PROMPT >>
Give the data again in full, with every character unchanged.
DATASET ENTRIES section start
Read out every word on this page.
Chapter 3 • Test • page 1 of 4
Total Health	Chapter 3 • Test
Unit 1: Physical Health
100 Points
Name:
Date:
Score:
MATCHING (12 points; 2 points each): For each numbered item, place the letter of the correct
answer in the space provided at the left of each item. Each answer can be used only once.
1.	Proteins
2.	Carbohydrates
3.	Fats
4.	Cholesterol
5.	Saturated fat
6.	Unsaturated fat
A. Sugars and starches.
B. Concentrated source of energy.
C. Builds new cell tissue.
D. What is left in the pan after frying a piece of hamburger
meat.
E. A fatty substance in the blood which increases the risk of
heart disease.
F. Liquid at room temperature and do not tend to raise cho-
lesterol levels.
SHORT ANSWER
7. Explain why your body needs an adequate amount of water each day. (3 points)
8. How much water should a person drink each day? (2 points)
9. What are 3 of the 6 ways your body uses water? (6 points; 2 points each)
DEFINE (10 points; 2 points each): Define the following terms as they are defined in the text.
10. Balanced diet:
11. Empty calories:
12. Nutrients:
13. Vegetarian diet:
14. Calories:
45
DATASET ENTRIES section end
SOLUTION >>
Read out every word on this page.
Chapter 3 • Test • page 1 of 4
Total Health	Chapter 3 • Test
Unit 1: Physical Health
100 Points
Name:
Date:
Score:
MATCHING (12 points; 2 points each): For each numbered item, place the letter of the correct
answer in the space provided at the left of each item. Each answer can be used only once.
1.	Proteins
2.	Carbohydrates
3.	Fats
4.	Cholesterol
5.	Saturated fat
6.	Unsaturated fat
A. Sugars and starches.
B. Concentrated source of energy.
C. Builds new cell tissue.
D. What is left in the pan after frying a piece of hamburger
meat.
E. A fatty substance in the blood which increases the risk of
heart disease.
F. Liquid at room temperature and do not tend to raise cho-
lesterol levels.
SHORT ANSWER
7. Explain why your body needs an adequate amount of water each day. (3 points)
8. How much water should a person drink each day? (2 points)
9. What are 3 of the 6 ways your body uses water? (6 points; 2 points each)
DEFINE (10 points; 2 points each): Define the following terms as they are defined in the text.
10. Balanced diet:
11. Empty calories:
12. Nutrients:
13. Vegetarian diet:
14. Calories:
45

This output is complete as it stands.